* What the task asks *
Below are some records; work out how many of their lines contain "credit" and give the number only.

[A block of data]
--

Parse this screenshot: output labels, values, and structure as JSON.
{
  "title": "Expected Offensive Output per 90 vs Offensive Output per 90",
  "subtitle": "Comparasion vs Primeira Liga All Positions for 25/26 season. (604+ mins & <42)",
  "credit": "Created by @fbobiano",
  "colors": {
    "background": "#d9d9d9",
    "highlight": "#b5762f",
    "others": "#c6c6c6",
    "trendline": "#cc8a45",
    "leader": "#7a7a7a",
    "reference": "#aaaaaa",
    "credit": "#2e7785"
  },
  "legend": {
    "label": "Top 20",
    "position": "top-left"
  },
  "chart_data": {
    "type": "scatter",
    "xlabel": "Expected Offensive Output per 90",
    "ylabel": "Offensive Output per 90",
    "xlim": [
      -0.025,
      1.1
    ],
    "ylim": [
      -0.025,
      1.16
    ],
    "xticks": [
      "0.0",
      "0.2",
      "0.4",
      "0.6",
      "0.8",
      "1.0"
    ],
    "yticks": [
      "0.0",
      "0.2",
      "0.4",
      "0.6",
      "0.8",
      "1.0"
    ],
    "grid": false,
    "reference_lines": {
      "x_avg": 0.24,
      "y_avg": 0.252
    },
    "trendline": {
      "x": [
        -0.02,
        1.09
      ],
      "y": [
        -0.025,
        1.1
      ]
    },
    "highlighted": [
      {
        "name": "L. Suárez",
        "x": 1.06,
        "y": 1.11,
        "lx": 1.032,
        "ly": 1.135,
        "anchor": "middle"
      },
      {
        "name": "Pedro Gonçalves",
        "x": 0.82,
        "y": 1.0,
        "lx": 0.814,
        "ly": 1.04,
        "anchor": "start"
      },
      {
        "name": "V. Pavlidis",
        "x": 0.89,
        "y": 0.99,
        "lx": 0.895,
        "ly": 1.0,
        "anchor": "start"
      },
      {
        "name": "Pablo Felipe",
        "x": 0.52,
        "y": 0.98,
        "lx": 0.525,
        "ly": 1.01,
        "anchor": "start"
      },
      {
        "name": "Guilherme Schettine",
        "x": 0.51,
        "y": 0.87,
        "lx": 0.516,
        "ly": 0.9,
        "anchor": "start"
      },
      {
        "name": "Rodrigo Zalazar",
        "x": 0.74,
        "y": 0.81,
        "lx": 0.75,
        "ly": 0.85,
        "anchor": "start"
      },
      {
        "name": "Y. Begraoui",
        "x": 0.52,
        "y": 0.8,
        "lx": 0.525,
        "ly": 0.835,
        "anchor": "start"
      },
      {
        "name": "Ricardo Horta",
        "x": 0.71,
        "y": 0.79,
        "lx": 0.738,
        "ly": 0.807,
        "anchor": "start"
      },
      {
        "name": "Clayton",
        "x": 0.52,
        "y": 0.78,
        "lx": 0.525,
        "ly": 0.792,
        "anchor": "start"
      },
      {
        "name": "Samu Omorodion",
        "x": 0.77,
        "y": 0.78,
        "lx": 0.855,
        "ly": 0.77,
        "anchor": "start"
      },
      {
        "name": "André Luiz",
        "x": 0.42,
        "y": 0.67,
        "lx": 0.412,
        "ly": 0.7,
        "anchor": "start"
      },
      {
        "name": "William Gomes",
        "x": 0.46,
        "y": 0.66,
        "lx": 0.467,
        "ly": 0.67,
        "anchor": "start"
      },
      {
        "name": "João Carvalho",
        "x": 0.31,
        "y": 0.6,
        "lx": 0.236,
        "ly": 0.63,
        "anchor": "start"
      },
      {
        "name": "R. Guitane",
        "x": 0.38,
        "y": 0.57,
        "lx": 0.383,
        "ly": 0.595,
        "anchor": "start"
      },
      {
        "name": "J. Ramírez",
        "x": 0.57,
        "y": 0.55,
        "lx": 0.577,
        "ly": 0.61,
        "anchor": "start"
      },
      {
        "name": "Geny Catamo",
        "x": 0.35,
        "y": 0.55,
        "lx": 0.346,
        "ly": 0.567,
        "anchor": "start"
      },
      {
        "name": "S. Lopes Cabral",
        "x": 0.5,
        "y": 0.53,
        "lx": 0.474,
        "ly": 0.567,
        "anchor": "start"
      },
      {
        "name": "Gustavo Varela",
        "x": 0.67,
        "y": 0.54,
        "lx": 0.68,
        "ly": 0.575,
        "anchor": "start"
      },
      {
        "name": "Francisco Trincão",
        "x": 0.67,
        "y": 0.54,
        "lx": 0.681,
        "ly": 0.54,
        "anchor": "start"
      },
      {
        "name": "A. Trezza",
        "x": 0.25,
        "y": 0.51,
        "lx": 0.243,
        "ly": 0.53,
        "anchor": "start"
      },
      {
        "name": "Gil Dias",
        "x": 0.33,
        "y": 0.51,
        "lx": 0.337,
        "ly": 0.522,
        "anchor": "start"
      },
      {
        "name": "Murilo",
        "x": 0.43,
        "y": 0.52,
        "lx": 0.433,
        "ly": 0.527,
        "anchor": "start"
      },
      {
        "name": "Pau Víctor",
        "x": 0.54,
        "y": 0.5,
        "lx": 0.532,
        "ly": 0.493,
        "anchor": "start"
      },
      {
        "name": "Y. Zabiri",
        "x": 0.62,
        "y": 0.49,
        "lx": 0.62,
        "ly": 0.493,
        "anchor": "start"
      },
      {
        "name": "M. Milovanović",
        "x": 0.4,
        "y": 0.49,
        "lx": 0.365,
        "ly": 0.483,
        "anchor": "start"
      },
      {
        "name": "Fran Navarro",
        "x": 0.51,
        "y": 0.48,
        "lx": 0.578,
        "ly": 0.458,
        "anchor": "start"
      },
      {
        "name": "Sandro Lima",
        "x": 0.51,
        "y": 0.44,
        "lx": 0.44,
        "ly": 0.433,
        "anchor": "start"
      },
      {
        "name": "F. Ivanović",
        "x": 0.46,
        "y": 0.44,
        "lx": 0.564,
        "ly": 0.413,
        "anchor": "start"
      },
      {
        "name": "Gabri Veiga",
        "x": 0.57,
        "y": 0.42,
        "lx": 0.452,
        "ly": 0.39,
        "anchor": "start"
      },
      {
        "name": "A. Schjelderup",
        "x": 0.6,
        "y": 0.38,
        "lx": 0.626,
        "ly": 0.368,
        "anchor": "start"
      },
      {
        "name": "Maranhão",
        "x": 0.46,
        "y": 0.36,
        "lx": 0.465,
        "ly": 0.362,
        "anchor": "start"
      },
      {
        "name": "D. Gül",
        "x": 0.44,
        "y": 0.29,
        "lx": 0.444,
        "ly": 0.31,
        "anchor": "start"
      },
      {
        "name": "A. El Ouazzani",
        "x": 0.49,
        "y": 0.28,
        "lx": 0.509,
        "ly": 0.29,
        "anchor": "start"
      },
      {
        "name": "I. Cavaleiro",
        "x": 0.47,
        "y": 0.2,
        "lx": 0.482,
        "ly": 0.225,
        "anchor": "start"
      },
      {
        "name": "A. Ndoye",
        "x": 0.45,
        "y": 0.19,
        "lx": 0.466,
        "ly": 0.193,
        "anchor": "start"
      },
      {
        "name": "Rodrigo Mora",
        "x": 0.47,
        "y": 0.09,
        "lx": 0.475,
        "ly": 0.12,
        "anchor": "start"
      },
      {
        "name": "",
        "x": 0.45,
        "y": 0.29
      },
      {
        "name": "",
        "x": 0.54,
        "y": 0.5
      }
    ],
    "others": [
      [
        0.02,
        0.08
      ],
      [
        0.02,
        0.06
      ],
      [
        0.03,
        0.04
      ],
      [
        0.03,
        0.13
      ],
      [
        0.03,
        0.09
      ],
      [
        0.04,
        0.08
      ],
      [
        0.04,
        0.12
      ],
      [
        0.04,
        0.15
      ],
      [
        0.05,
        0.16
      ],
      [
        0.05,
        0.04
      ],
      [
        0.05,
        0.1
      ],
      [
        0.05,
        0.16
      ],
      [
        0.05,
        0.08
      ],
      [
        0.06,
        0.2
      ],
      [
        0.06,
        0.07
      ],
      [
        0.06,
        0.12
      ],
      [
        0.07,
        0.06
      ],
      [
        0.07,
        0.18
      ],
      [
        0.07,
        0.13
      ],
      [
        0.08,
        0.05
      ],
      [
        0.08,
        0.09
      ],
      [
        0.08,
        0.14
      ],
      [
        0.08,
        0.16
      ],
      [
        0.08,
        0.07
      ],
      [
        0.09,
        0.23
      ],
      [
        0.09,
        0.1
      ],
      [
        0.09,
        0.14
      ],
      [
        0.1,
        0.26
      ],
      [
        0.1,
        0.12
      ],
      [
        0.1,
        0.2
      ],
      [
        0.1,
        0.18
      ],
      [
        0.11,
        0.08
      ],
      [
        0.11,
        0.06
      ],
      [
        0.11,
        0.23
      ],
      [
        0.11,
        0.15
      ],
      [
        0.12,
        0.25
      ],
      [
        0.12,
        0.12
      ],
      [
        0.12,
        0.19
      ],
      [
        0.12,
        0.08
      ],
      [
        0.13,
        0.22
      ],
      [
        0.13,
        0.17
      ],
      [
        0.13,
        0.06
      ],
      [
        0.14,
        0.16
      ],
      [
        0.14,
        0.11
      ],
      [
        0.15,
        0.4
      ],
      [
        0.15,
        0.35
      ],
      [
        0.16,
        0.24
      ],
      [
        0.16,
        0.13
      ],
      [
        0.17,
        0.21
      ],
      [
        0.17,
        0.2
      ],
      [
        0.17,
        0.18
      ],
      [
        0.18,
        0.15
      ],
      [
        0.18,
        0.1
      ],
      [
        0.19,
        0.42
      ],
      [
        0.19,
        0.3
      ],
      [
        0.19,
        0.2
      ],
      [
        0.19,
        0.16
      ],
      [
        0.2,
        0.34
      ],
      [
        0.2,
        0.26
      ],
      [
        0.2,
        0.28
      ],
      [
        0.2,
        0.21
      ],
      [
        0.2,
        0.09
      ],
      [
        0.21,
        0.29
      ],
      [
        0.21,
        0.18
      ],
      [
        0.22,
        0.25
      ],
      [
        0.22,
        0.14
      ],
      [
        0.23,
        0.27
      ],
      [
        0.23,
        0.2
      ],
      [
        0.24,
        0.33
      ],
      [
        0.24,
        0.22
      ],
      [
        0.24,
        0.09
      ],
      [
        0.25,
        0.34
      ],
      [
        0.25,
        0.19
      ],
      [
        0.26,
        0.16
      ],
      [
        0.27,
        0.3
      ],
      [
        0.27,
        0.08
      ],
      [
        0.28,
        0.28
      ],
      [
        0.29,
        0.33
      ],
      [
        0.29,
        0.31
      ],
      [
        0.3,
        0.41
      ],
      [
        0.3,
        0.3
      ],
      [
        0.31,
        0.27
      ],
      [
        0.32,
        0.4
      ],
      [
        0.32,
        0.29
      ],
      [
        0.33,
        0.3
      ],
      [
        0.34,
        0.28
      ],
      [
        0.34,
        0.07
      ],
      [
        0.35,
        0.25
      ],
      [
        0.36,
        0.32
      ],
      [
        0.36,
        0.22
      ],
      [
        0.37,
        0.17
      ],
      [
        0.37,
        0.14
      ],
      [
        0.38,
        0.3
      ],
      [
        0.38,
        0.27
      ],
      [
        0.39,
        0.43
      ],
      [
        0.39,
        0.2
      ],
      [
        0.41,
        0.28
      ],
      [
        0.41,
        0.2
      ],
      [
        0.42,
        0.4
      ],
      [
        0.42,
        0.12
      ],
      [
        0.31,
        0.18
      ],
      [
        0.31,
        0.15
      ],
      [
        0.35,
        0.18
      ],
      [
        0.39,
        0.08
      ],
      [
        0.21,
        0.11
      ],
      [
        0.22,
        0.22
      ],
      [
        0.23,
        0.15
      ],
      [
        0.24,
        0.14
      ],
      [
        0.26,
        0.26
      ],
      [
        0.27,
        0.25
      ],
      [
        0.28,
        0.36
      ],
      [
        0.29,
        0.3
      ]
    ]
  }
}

--

* Response *
2